● What this task involves
Look through the material below for "ISBN". Copy every line that contains it.

Saved entries

## BEGIN

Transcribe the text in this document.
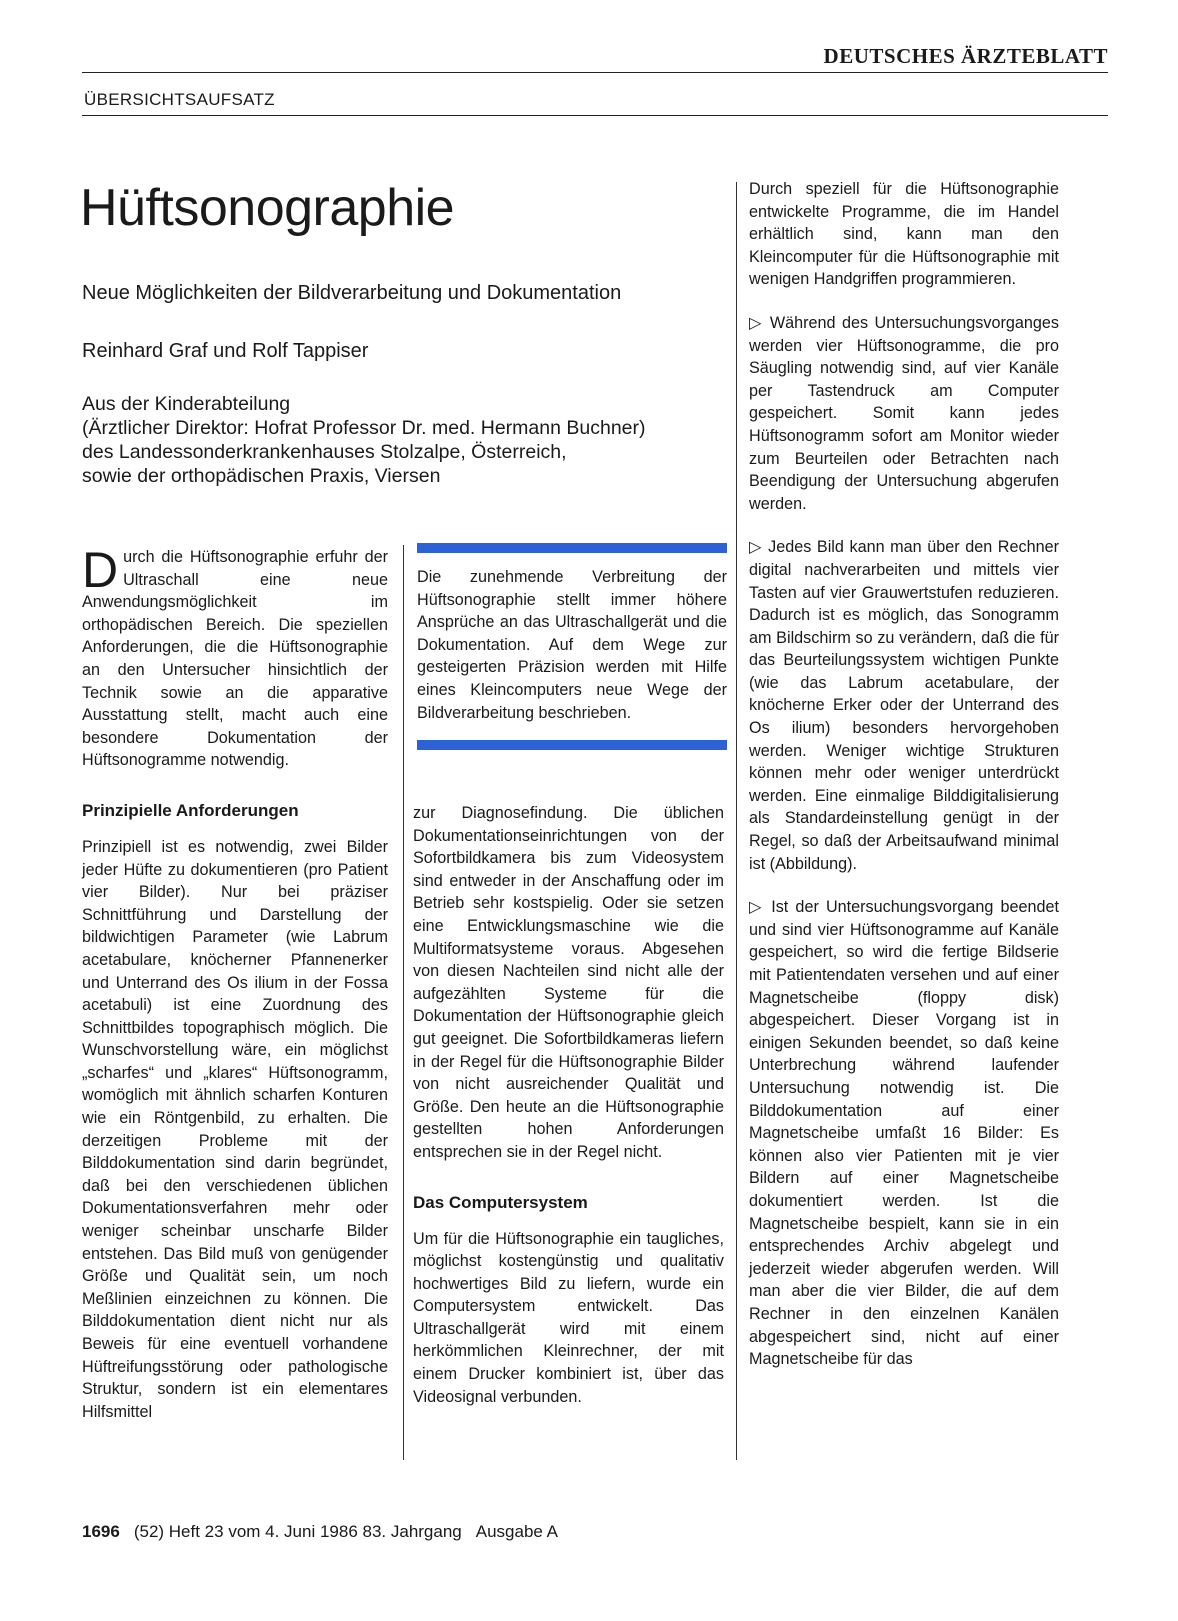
DEUTSCHES ÄRZTEBLATT
ÜBERSICHTSAUFSATZ
Hüftsonographie
Neue Möglichkeiten der Bildverarbeitung und Dokumentation
Reinhard Graf und Rolf Tappiser
Aus der Kinderabteilung
(Ärztlicher Direktor: Hofrat Professor Dr. med. Hermann Buchner)
des Landessonderkrankenhauses Stolzalpe, Österreich,
sowie der orthopädischen Praxis, Viersen

Durch die Hüftsonographie erfuhr der Ultraschall eine neue Anwendungsmöglichkeit im orthopädischen Bereich. Die speziellen Anforderungen, die die Hüftsonographie an den Untersucher hinsichtlich der Technik sowie an die apparative Ausstattung stellt, macht auch eine besondere Dokumentation der Hüftsonogramme notwendig.

Prinzipielle Anforderungen

Prinzipiell ist es notwendig, zwei Bilder jeder Hüfte zu dokumentieren (pro Patient vier Bilder). Nur bei präziser Schnittführung und Darstellung der bildwichtigen Parameter (wie Labrum acetabulare, knöcherner Pfannenerker und Unterrand des Os ilium in der Fossa acetabuli) ist eine Zuordnung des Schnittbildes topographisch möglich. Die Wunschvorstellung wäre, ein möglichst „scharfes“ und „klares“ Hüftsonogramm, womöglich mit ähnlich scharfen Konturen wie ein Röntgenbild, zu erhalten. Die derzeitigen Probleme mit der Bilddokumentation sind darin begründet, daß bei den verschiedenen üblichen Dokumentationsverfahren mehr oder weniger scheinbar unscharfe Bilder entstehen. Das Bild muß von genügender Größe und Qualität sein, um noch Meßlinien einzeichnen zu können. Die Bilddokumentation dient nicht nur als Beweis für eine eventuell vorhandene Hüftreifungsstörung oder pathologische Struktur, sondern ist ein elementares Hilfsmittel

Die zunehmende Verbreitung der Hüftsonographie stellt immer höhere Ansprüche an das Ultraschallgerät und die Dokumentation. Auf dem Wege zur gesteigerten Präzision werden mit Hilfe eines Kleincomputers neue Wege der Bildverarbeitung beschrieben.

zur Diagnosefindung. Die üblichen Dokumentationseinrichtungen von der Sofortbildkamera bis zum Videosystem sind entweder in der Anschaffung oder im Betrieb sehr kostspielig. Oder sie setzen eine Entwicklungsmaschine wie die Multiformatsysteme voraus. Abgesehen von diesen Nachteilen sind nicht alle der aufgezählten Systeme für die Dokumentation der Hüftsonographie gleich gut geeignet. Die Sofortbildkameras liefern in der Regel für die Hüftsonographie Bilder von nicht ausreichender Qualität und Größe. Den heute an die Hüftsonographie gestellten hohen Anforderungen entsprechen sie in der Regel nicht.

Das Computersystem

Um für die Hüftsonographie ein taugliches, möglichst kostengünstig und qualitativ hochwertiges Bild zu liefern, wurde ein Computersystem entwickelt. Das Ultraschallgerät wird mit einem herkömmlichen Kleinrechner, der mit einem Drucker kombiniert ist, über das Videosignal verbunden.

Durch speziell für die Hüftsonographie entwickelte Programme, die im Handel erhältlich sind, kann man den Kleincomputer für die Hüftsonographie mit wenigen Handgriffen programmieren.

▷ Während des Untersuchungsvorganges werden vier Hüftsonogramme, die pro Säugling notwendig sind, auf vier Kanäle per Tastendruck am Computer gespeichert. Somit kann jedes Hüftsonogramm sofort am Monitor wieder zum Beurteilen oder Betrachten nach Beendigung der Untersuchung abgerufen werden.

▷ Jedes Bild kann man über den Rechner digital nachverarbeiten und mittels vier Tasten auf vier Grauwertstufen reduzieren. Dadurch ist es möglich, das Sonogramm am Bildschirm so zu verändern, daß die für das Beurteilungssystem wichtigen Punkte (wie das Labrum acetabulare, der knöcherne Erker oder der Unterrand des Os ilium) besonders hervorgehoben werden. Weniger wichtige Strukturen können mehr oder weniger unterdrückt werden. Eine einmalige Bilddigitalisierung als Standardeinstellung genügt in der Regel, so daß der Arbeitsaufwand minimal ist (Abbildung).

▷ Ist der Untersuchungsvorgang beendet und sind vier Hüftsonogramme auf Kanäle gespeichert, so wird die fertige Bildserie mit Patientendaten versehen und auf einer Magnetscheibe (floppy disk) abgespeichert. Dieser Vorgang ist in einigen Sekunden beendet, so daß keine Unterbrechung während laufender Untersuchung notwendig ist. Die Bilddokumentation auf einer Magnetscheibe umfaßt 16 Bilder: Es können also vier Patienten mit je vier Bildern auf einer Magnetscheibe dokumentiert werden. Ist die Magnetscheibe bespielt, kann sie in ein entsprechendes Archiv abgelegt und jederzeit wieder abgerufen werden. Will man aber die vier Bilder, die auf dem Rechner in den einzelnen Kanälen abgespeichert sind, nicht auf einer Magnetscheibe für das

1696 (52) Heft 23 vom 4. Juni 1986 83. Jahrgang Ausgabe A
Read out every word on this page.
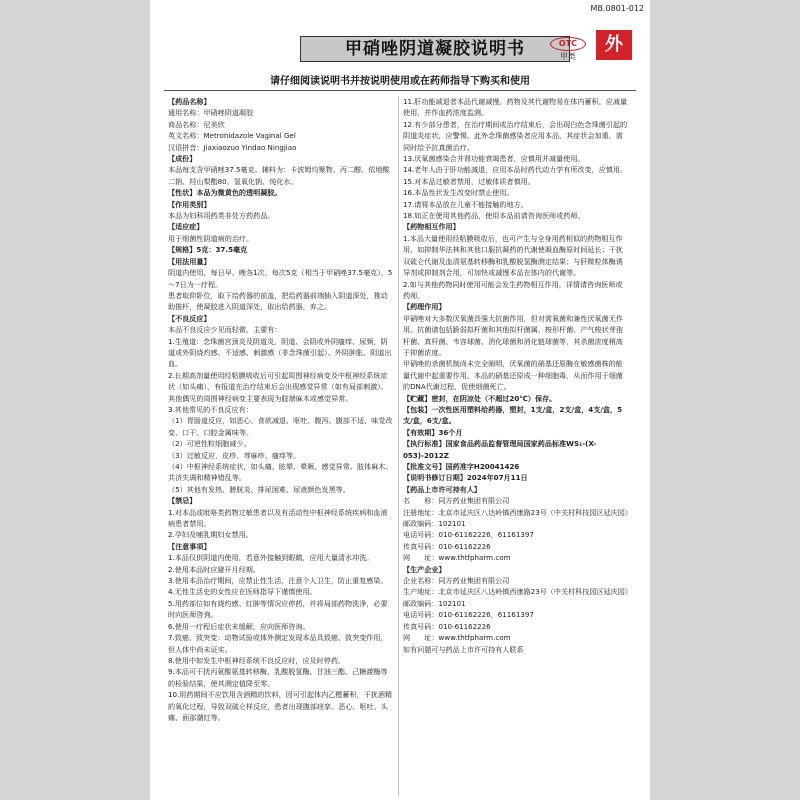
MB.0801-012
甲硝唑阴道凝胶说明书	OTC
甲类
外
请仔细阅读说明书并按说明使用或在药师指导下购买和使用

【药品名称】

通用名称：甲硝唑阴道凝胶

商品名称：尼美欣

英文名称：Metronidazole Vaginal Gel

汉语拼音：Jiaxiaozuo Yindao Ningjiao

【成份】

本品每支含甲硝唑37.5毫克。辅料为：卡波姆均聚物、丙二醇、依地酸二钠、羟山梨酯80、氢氧化钠、纯化水。

【性状】本品为微黄色的透明凝胶。

【作用类别】

本品为妇科用药类非处方药药品。

【适应症】

用于细菌性阴道病的治疗。

【规格】5克：37.5毫克

【用法用量】

阴道内使用，每日早、晚各1次，每次5克（相当于甲硝唑37.5毫克），5～7日为一疗程。

患者取仰卧位，取下给药器的前盖，把给药器前端插入阴道深处，推动助推杆，使凝胶进入阴道深处，取出给药器，弃之。

【不良反应】

本品不良反应少见而轻微，主要有：

1.生殖道：念珠菌宫颈炎及阴道炎，阴道、会阴或外阴瘙痒、尿频，阴道或外阴烧灼感、不适感、刺激感（非念珠菌引起）、外阴肿胀、阴道出血。

2.长期高剂量使用经粘膜吸收后可引起周围神经病变及中枢神经系统症状（如头痛），有报道在治疗结束后会出现感觉异常（如有局部刺激）。其他偶见的周围神经病变主要表现为肢端麻木或感觉异常。

3.其他常见的不良反应有：

（1）胃肠道反应，如恶心、食欲减退、呕吐、腹泻、腹部不适、味觉改变、口干、口腔金属味等。

（2）可逆性粒细胞减少。

（3）过敏反应，皮疹、荨麻疹、瘙痒等。

（4）中枢神经系统症状，如头痛、眩晕、晕厥、感觉异常、肢体麻木、共济失调和精神错乱等。

（5）其他有发热、膀胱炎、排尿困难、尿液颜色发黑等。

【禁忌】

1.对本品或吡咯类药物过敏患者以及有活动性中枢神经系统疾病和血液病患者禁用。

2.孕妇及哺乳期妇女禁用。

【注意事项】

1.本品仅供阴道内使用，若意外接触到眼睛，应用大量清水冲洗。

2.使用本品时应避开月经期。

3.使用本品治疗期间，应禁止性生活，注意个人卫生，防止重复感染。

4.无性生活史的女性应在医师指导下谨慎使用。

5.用药部位如有烧灼感、红肿等情况应停药，并将局部药物洗净，必要时向医师咨询。

6.使用一疗程后症状未缓解，应向医师咨询。

7.致癌、致突变：动物试验或体外测定发现本品具致癌、致突变作用，但人体中尚未证实。

8.使用中如发生中枢神经系统不良反应时，应及时停药。

9.本品可干扰丙氨酸氨基转移酶、乳酸脱氢酶、甘油三酯、己糖激酶等的检验结果，使其测定值降至零。

10.用药期间不应饮用含酒精的饮料，因可引起体内乙醛蓄积，干扰酒精的氧化过程，导致双硫仑样反应，患者出现腹部痉挛、恶心、呕吐、头痛、面部潮红等。

11.肝功能减退者本品代谢减慢，药物及其代谢物易在体内蓄积，应减量使用，并作血药浓度监测。

12.有少部分患者，在治疗期间或治疗结束后，会出现白色念珠菌引起的阴道炎症状，应警惕。此外念珠菌感染者应用本品，其症状会加重，需同时给予抗真菌治疗。

13.厌氧菌感染合并肾功能衰竭患者，应慎用并减量使用。

14.老年人由于肝功能减退，应用本品时药代动力学有所改变，应慎用。

15.对本品过敏者禁用，过敏体质者慎用。

16.本品性状发生改变时禁止使用。

17.请将本品放在儿童不能接触的地方。

18.如正在使用其他药品，使用本品前请咨询医师或药师。

【药物相互作用】

1.本品大量使用经粘膜吸收后，也可产生与全身用药相似的药物相互作用，如抑制华法林和其他口服抗凝药的代谢使凝血酶原时间延长；干扰双硫仑代谢及血清氨基转移酶和乳酸脱氢酶测定结果；与肝微粒体酶诱导剂或抑制剂合用，可加快或减慢本品在体内的代谢等。

2.如与其他药物同时使用可能会发生药物相互作用，详情请咨询医师或药师。

【药理作用】

甲硝唑对大多数厌氧菌具强大抗菌作用，但对需氧菌和兼性厌氧菌无作用。抗菌谱包括脆弱拟杆菌和其他拟杆菌属、梭形杆菌、产气梭状芽孢杆菌、真杆菌、韦容球菌、消化球菌和消化链球菌等，其杀菌浓度稍高于抑菌浓度。

甲硝唑的杀菌机制尚未完全阐明，厌氧菌的硝基还原酶在敏感菌株的能量代谢中起重要作用。本品的硝基还原成一种细胞毒，从而作用于细菌的DNA代谢过程，促使细菌死亡。

【贮藏】密封，在阴凉处（不超过20℃）保存。

【包装】一次性医用塑料给药器，塑封，1支/盒，2支/盒，4支/盒，5支/盒，6支/盒。

【有效期】36个月

【执行标准】国家食品药品监督管理局国家药品标准WS₁-(X-053)-2012Z

【批准文号】国药准字H20041426

【说明书修订日期】2024年07月11日

【药品上市许可持有人】

名　　称：同方药业集团有限公司

注册地址：北京市延庆区八达岭镇西康路23号（中关村科技园区延庆园）

邮政编码：102101

电话号码：010-61162226，61161397

传真号码：010-61162226

网　　址：www.thtfpharm.com

【生产企业】

企业名称：同方药业集团有限公司

生产地址：北京市延庆区八达岭镇西康路23号（中关村科技园区延庆园）

邮政编码：102101

电话号码：010-61162226，61161397

传真号码：010-61162226

网　　址：www.thtfpharm.com

如有问题可与药品上市许可持有人联系
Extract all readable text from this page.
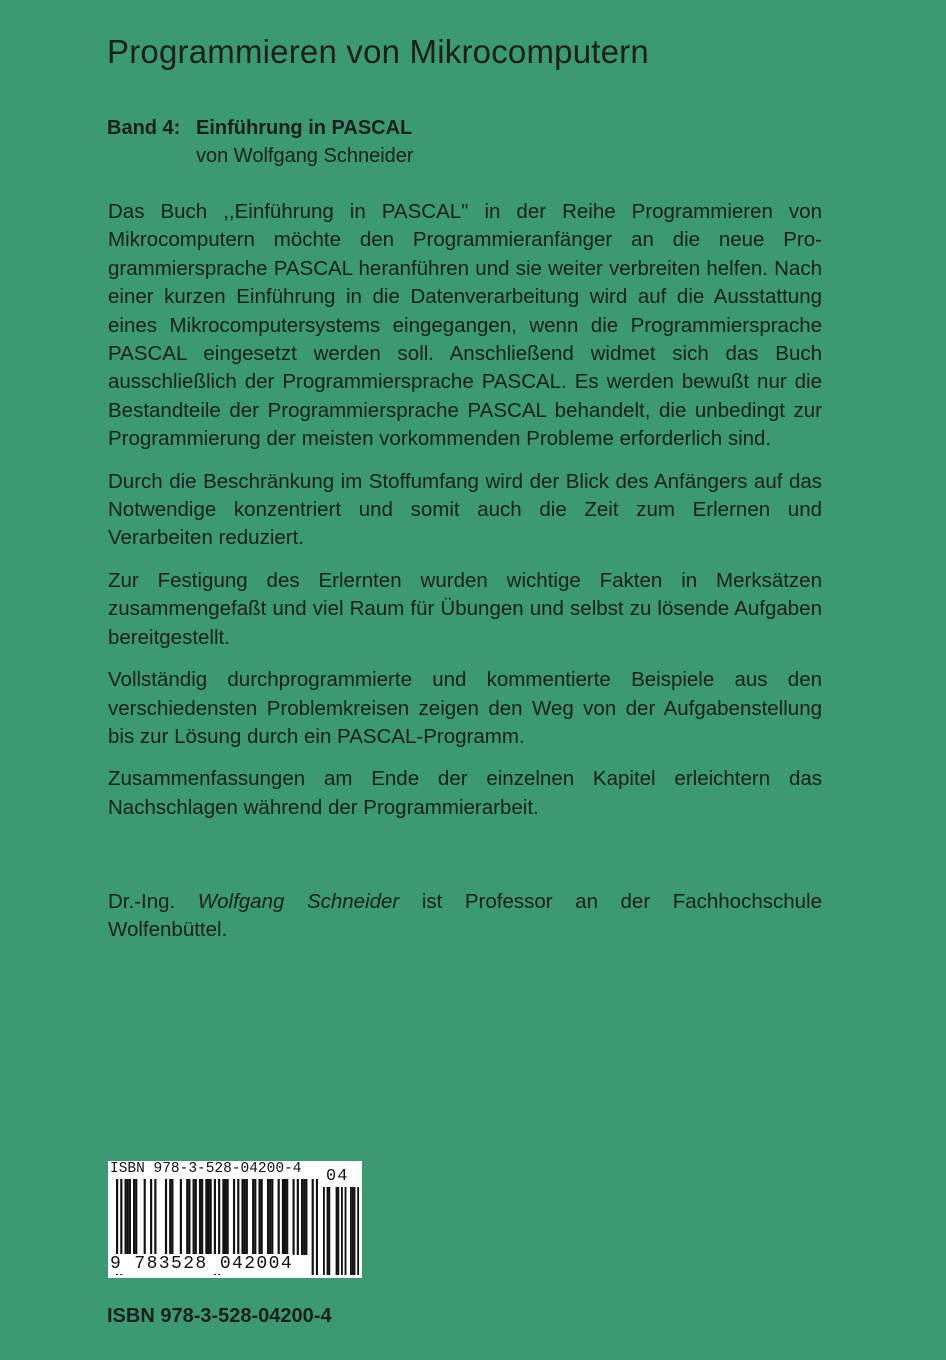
Programmieren von Mikrocomputern
Band 4: Einführung in PASCAL
von Wolfgang Schneider

Das Buch ,,Einführung in PASCAL" in der Reihe Programmieren von Mikrocomputern möchte den Programmieranfänger an die neue Programmiersprache PASCAL heranführen und sie weiter verbreiten helfen. Nach einer kurzen Einführung in die Datenverarbeitung wird auf die Ausstattung eines Mikrocomputersystems eingegangen, wenn die Programmiersprache PASCAL eingesetzt werden soll. Anschließend widmet sich das Buch ausschließlich der Programmiersprache PASCAL. Es werden bewußt nur die Bestandteile der Programmiersprache PASCAL behandelt, die unbedingt zur Programmierung der meisten vorkommenden Probleme erforderlich sind.

Durch die Beschränkung im Stoffumfang wird der Blick des Anfängers auf das Notwendige konzentriert und somit auch die Zeit zum Erlernen und Verarbeiten reduziert.

Zur Festigung des Erlernten wurden wichtige Fakten in Merksätzen zusammengefaßt und viel Raum für Übungen und selbst zu lösende Aufgaben bereitgestellt.

Vollständig durchprogrammierte und kommentierte Beispiele aus den verschiedensten Problemkreisen zeigen den Weg von der Aufgabenstellung bis zur Lösung durch ein PASCAL-Programm.

Zusammenfassungen am Ende der einzelnen Kapitel erleichtern das Nachschlagen während der Programmierarbeit.

Dr.-Ing. Wolfgang Schneider ist Professor an der Fachhochschule Wolfenbüttel.

ISBN 978-3-528-04200-4 04
9 783528 042004
ISBN 978-3-528-04200-4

## END

● Solution to this exercise
ISBN 978-3-528-04200-4 04
ISBN 978-3-528-04200-4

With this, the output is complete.